_Your task_
Work out how many lines in the listing below include the word "让爱天天住我家"; answer with the number alone.

_Provided information_
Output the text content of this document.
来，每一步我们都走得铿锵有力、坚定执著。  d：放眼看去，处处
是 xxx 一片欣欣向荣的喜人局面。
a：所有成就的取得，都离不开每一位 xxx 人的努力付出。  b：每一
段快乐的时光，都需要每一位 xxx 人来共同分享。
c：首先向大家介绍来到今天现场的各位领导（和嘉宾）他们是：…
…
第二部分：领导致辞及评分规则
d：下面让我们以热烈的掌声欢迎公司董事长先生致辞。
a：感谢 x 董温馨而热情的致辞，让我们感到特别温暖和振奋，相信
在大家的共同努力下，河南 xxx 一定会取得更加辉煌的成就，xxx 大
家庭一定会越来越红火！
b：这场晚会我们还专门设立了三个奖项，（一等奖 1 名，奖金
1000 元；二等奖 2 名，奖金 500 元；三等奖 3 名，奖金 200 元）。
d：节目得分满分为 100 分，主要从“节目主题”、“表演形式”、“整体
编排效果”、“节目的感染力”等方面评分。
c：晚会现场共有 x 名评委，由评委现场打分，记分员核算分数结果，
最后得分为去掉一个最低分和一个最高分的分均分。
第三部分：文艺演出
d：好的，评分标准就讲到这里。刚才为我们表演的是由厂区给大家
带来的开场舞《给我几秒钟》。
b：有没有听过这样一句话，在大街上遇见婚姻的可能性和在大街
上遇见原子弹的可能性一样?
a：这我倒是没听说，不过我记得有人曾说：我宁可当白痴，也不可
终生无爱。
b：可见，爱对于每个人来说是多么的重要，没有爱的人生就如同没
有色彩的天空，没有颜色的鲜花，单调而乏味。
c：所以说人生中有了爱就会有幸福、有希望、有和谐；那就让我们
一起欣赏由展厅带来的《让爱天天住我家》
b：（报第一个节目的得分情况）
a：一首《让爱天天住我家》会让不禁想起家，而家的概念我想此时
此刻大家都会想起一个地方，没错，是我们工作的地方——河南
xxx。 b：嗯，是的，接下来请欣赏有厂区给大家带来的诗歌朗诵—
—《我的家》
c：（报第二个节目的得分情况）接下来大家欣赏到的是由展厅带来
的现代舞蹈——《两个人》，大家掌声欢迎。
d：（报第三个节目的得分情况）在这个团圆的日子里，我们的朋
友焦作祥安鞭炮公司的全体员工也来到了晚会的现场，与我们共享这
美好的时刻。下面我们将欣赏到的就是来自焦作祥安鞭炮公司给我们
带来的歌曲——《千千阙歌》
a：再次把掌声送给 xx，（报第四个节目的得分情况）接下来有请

_Result of the task_
2